START DATA FOR PROCESSING

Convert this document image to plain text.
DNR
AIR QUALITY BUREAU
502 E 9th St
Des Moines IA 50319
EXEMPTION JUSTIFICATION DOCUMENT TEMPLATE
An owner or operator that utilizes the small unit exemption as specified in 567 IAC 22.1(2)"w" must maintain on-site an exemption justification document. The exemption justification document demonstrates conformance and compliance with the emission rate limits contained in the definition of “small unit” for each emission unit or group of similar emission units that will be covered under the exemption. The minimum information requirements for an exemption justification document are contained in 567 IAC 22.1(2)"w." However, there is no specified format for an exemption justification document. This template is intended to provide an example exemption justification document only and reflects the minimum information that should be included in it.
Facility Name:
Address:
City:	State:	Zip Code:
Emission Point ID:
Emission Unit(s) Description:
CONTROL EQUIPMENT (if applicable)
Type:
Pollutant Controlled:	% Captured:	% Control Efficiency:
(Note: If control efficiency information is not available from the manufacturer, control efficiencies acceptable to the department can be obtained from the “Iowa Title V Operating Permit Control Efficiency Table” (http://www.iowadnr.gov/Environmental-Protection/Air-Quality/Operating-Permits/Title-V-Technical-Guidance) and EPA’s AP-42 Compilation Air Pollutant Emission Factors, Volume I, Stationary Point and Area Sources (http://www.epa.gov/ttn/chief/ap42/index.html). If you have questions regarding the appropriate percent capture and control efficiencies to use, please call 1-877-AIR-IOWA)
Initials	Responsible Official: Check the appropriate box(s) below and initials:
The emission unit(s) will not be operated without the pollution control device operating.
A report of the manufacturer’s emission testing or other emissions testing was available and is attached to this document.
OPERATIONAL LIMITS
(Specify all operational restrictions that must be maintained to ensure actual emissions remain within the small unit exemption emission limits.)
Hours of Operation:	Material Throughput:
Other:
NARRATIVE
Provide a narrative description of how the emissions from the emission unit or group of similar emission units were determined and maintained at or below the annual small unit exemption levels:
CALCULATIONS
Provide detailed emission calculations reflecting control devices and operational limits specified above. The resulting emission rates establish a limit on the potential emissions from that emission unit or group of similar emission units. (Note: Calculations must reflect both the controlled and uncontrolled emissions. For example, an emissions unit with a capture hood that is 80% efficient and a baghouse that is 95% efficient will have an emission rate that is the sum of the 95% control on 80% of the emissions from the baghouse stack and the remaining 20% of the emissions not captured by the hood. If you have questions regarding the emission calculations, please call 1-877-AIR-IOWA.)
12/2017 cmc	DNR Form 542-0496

END DATA FOR PROCESSING

## [YOUR GOAL]
State the count of lines with the word "must" in them, and write nothing else.

## [TASK RESPONSE]
3